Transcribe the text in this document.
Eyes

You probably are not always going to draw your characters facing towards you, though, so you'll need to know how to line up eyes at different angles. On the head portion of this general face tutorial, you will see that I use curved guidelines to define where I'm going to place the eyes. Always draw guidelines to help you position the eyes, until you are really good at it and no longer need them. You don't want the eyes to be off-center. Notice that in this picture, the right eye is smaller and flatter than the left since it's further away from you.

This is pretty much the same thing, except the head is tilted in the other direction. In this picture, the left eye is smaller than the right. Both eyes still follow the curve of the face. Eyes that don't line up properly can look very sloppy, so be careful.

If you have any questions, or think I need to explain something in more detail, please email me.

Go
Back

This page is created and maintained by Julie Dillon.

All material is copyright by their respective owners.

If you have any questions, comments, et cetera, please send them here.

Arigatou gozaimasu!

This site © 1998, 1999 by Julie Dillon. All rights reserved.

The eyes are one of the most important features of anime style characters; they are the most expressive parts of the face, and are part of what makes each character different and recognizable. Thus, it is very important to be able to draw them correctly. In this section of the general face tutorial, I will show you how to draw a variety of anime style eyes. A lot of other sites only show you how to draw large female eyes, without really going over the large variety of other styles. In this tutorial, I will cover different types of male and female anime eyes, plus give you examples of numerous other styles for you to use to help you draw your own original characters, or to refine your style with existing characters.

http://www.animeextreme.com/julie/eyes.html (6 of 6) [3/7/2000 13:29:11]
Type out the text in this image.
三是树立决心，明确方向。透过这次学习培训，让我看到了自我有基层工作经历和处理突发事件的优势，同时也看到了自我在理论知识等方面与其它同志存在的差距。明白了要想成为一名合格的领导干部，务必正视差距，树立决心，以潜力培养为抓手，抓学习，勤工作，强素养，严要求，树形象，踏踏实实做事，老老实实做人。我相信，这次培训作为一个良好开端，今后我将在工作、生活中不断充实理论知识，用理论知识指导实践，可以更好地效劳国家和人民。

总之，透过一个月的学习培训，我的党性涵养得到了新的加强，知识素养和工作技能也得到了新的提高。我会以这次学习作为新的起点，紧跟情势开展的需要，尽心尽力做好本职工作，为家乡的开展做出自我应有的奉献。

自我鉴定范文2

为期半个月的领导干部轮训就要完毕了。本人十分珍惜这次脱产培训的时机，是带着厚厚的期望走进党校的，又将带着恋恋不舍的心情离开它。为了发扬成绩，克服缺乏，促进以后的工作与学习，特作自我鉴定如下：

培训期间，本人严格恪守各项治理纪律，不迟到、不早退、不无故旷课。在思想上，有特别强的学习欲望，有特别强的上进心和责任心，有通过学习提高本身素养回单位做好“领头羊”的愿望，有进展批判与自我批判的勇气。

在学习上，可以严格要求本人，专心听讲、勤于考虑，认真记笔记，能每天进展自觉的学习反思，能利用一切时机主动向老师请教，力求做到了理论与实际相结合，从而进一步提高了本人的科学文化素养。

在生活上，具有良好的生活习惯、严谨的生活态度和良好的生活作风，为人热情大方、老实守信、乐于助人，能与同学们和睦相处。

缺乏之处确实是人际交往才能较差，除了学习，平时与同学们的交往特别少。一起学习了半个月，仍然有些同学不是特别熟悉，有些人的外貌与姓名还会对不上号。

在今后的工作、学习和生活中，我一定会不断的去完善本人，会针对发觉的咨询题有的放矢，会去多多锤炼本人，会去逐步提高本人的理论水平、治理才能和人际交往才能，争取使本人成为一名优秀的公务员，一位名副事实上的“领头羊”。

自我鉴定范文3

### EXERCISE REQUIREMENTS
Provide an exact reproduction of all the entries shown above.

### FULL RESPONSE
Transcribe the text in this document.
Eyes

You probably are not always going to draw your characters facing towards you, though, so you'll need to know how to line up eyes at different angles. On the head portion of this general face tutorial, you will see that I use curved guidelines to define where I'm going to place the eyes. Always draw guidelines to help you position the eyes, until you are really good at it and no longer need them. You don't want the eyes to be off-center. Notice that in this picture, the right eye is smaller and flatter than the left since it's further away from you.

This is pretty much the same thing, except the head is tilted in the other direction. In this picture, the left eye is smaller than the right. Both eyes still follow the curve of the face. Eyes that don't line up properly can look very sloppy, so be careful.

If you have any questions, or think I need to explain something in more detail, please email me.

Go
Back

This page is created and maintained by Julie Dillon.

All material is copyright by their respective owners.

If you have any questions, comments, et cetera, please send them here.

Arigatou gozaimasu!

This site © 1998, 1999 by Julie Dillon. All rights reserved.

The eyes are one of the most important features of anime style characters; they are the most expressive parts of the face, and are part of what makes each character different and recognizable. Thus, it is very important to be able to draw them correctly. In this section of the general face tutorial, I will show you how to draw a variety of anime style eyes. A lot of other sites only show you how to draw large female eyes, without really going over the large variety of other styles. In this tutorial, I will cover different types of male and female anime eyes, plus give you examples of numerous other styles for you to use to help you draw your own original characters, or to refine your style with existing characters.

http://www.animeextreme.com/julie/eyes.html (6 of 6) [3/7/2000 13:29:11]
Type out the text in this image.
三是树立决心，明确方向。透过这次学习培训，让我看到了自我有基层工作经历和处理突发事件的优势，同时也看到了自我在理论知识等方面与其它同志存在的差距。明白了要想成为一名合格的领导干部，务必正视差距，树立决心，以潜力培养为抓手，抓学习，勤工作，强素养，严要求，树形象，踏踏实实做事，老老实实做人。我相信，这次培训作为一个良好开端，今后我将在工作、生活中不断充实理论知识，用理论知识指导实践，可以更好地效劳国家和人民。

总之，透过一个月的学习培训，我的党性涵养得到了新的加强，知识素养和工作技能也得到了新的提高。我会以这次学习作为新的起点，紧跟情势开展的需要，尽心尽力做好本职工作，为家乡的开展做出自我应有的奉献。

自我鉴定范文2

为期半个月的领导干部轮训就要完毕了。本人十分珍惜这次脱产培训的时机，是带着厚厚的期望走进党校的，又将带着恋恋不舍的心情离开它。为了发扬成绩，克服缺乏，促进以后的工作与学习，特作自我鉴定如下：

培训期间，本人严格恪守各项治理纪律，不迟到、不早退、不无故旷课。在思想上，有特别强的学习欲望，有特别强的上进心和责任心，有通过学习提高本身素养回单位做好“领头羊”的愿望，有进展批判与自我批判的勇气。

在学习上，可以严格要求本人，专心听讲、勤于考虑，认真记笔记，能每天进展自觉的学习反思，能利用一切时机主动向老师请教，力求做到了理论与实际相结合，从而进一步提高了本人的科学文化素养。

在生活上，具有良好的生活习惯、严谨的生活态度和良好的生活作风，为人热情大方、老实守信、乐于助人，能与同学们和睦相处。

缺乏之处确实是人际交往才能较差，除了学习，平时与同学们的交往特别少。一起学习了半个月，仍然有些同学不是特别熟悉，有些人的外貌与姓名还会对不上号。

在今后的工作、学习和生活中，我一定会不断的去完善本人，会针对发觉的咨询题有的放矢，会去多多锤炼本人，会去逐步提高本人的理论水平、治理才能和人际交往才能，争取使本人成为一名优秀的公务员，一位名副事实上的“领头羊”。

自我鉴定范文3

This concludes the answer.